── Material provided

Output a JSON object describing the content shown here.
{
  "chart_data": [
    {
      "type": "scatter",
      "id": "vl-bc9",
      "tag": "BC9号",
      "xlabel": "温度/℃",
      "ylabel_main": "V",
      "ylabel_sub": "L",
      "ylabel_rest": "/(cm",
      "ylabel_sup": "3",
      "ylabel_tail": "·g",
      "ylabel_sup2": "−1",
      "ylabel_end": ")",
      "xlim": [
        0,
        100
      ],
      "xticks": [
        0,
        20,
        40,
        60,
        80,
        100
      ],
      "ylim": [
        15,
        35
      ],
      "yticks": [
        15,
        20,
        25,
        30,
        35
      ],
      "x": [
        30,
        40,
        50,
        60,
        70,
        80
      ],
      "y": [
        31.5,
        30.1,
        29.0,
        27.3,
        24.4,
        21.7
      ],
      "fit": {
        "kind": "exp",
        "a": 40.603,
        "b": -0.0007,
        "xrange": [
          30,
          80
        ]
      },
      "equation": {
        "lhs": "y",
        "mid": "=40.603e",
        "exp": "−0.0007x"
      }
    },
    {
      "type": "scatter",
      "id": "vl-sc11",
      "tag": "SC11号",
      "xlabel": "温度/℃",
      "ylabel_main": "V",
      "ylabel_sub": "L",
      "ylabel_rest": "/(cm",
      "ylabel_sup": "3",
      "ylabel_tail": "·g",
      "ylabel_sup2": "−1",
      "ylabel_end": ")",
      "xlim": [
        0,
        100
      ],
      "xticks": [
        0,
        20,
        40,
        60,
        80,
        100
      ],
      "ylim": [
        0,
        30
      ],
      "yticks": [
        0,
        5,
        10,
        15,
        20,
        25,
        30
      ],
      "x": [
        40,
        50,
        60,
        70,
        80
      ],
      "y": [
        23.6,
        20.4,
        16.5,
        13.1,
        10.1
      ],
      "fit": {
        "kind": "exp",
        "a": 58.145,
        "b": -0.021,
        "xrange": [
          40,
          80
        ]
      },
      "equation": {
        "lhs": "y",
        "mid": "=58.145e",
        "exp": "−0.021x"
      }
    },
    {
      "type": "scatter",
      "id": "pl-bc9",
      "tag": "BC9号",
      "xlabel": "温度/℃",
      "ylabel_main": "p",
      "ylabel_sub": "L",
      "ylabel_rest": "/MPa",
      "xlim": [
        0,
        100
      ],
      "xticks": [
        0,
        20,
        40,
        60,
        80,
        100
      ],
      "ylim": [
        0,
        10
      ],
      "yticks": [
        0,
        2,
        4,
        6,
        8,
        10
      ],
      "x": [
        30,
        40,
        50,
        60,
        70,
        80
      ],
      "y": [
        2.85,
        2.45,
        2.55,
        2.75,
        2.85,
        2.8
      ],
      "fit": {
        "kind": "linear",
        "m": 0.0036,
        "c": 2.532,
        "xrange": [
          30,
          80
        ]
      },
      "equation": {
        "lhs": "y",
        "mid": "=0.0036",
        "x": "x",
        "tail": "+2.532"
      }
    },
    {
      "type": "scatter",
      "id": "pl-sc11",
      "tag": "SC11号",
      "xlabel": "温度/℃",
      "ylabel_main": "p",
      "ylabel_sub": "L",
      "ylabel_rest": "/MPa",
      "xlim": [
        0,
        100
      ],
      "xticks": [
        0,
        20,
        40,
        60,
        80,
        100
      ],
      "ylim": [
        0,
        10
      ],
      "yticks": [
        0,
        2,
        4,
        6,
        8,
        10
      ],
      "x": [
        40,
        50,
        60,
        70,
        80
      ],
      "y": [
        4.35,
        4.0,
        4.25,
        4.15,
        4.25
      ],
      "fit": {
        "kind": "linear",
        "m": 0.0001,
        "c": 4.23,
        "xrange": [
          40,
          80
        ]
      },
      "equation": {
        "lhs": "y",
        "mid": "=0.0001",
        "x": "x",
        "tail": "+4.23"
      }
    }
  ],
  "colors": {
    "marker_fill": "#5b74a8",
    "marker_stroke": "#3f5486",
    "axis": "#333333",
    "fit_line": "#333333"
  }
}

────

- Stated exercise -
Go through the data and return every record exactly.

- Worked answer -
Output a JSON object describing the content shown here.
{
  "chart_data": [
    {
      "type": "scatter",
      "id": "vl-bc9",
      "tag": "BC9号",
      "xlabel": "温度/℃",
      "ylabel_main": "V",
      "ylabel_sub": "L",
      "ylabel_rest": "/(cm",
      "ylabel_sup": "3",
      "ylabel_tail": "·g",
      "ylabel_sup2": "−1",
      "ylabel_end": ")",
      "xlim": [
        0,
        100
      ],
      "xticks": [
        0,
        20,
        40,
        60,
        80,
        100
      ],
      "ylim": [
        15,
        35
      ],
      "yticks": [
        15,
        20,
        25,
        30,
        35
      ],
      "x": [
        30,
        40,
        50,
        60,
        70,
        80
      ],
      "y": [
        31.5,
        30.1,
        29.0,
        27.3,
        24.4,
        21.7
      ],
      "fit": {
        "kind": "exp",
        "a": 40.603,
        "b": -0.0007,
        "xrange": [
          30,
          80
        ]
      },
      "equation": {
        "lhs": "y",
        "mid": "=40.603e",
        "exp": "−0.0007x"
      }
    },
    {
      "type": "scatter",
      "id": "vl-sc11",
      "tag": "SC11号",
      "xlabel": "温度/℃",
      "ylabel_main": "V",
      "ylabel_sub": "L",
      "ylabel_rest": "/(cm",
      "ylabel_sup": "3",
      "ylabel_tail": "·g",
      "ylabel_sup2": "−1",
      "ylabel_end": ")",
      "xlim": [
        0,
        100
      ],
      "xticks": [
        0,
        20,
        40,
        60,
        80,
        100
      ],
      "ylim": [
        0,
        30
      ],
      "yticks": [
        0,
        5,
        10,
        15,
        20,
        25,
        30
      ],
      "x": [
        40,
        50,
        60,
        70,
        80
      ],
      "y": [
        23.6,
        20.4,
        16.5,
        13.1,
        10.1
      ],
      "fit": {
        "kind": "exp",
        "a": 58.145,
        "b": -0.021,
        "xrange": [
          40,
          80
        ]
      },
      "equation": {
        "lhs": "y",
        "mid": "=58.145e",
        "exp": "−0.021x"
      }
    },
    {
      "type": "scatter",
      "id": "pl-bc9",
      "tag": "BC9号",
      "xlabel": "温度/℃",
      "ylabel_main": "p",
      "ylabel_sub": "L",
      "ylabel_rest": "/MPa",
      "xlim": [
        0,
        100
      ],
      "xticks": [
        0,
        20,
        40,
        60,
        80,
        100
      ],
      "ylim": [
        0,
        10
      ],
      "yticks": [
        0,
        2,
        4,
        6,
        8,
        10
      ],
      "x": [
        30,
        40,
        50,
        60,
        70,
        80
      ],
      "y": [
        2.85,
        2.45,
        2.55,
        2.75,
        2.85,
        2.8
      ],
      "fit": {
        "kind": "linear",
        "m": 0.0036,
        "c": 2.532,
        "xrange": [
          30,
          80
        ]
      },
      "equation": {
        "lhs": "y",
        "mid": "=0.0036",
        "x": "x",
        "tail": "+2.532"
      }
    },
    {
      "type": "scatter",
      "id": "pl-sc11",
      "tag": "SC11号",
      "xlabel": "温度/℃",
      "ylabel_main": "p",
      "ylabel_sub": "L",
      "ylabel_rest": "/MPa",
      "xlim": [
        0,
        100
      ],
      "xticks": [
        0,
        20,
        40,
        60,
        80,
        100
      ],
      "ylim": [
        0,
        10
      ],
      "yticks": [
        0,
        2,
        4,
        6,
        8,
        10
      ],
      "x": [
        40,
        50,
        60,
        70,
        80
      ],
      "y": [
        4.35,
        4.0,
        4.25,
        4.15,
        4.25
      ],
      "fit": {
        "kind": "linear",
        "m": 0.0001,
        "c": 4.23,
        "xrange": [
          40,
          80
        ]
      },
      "equation": {
        "lhs": "y",
        "mid": "=0.0001",
        "x": "x",
        "tail": "+4.23"
      }
    }
  ],
  "colors": {
    "marker_fill": "#5b74a8",
    "marker_stroke": "#3f5486",
    "axis": "#333333",
    "fit_line": "#333333"
  }
}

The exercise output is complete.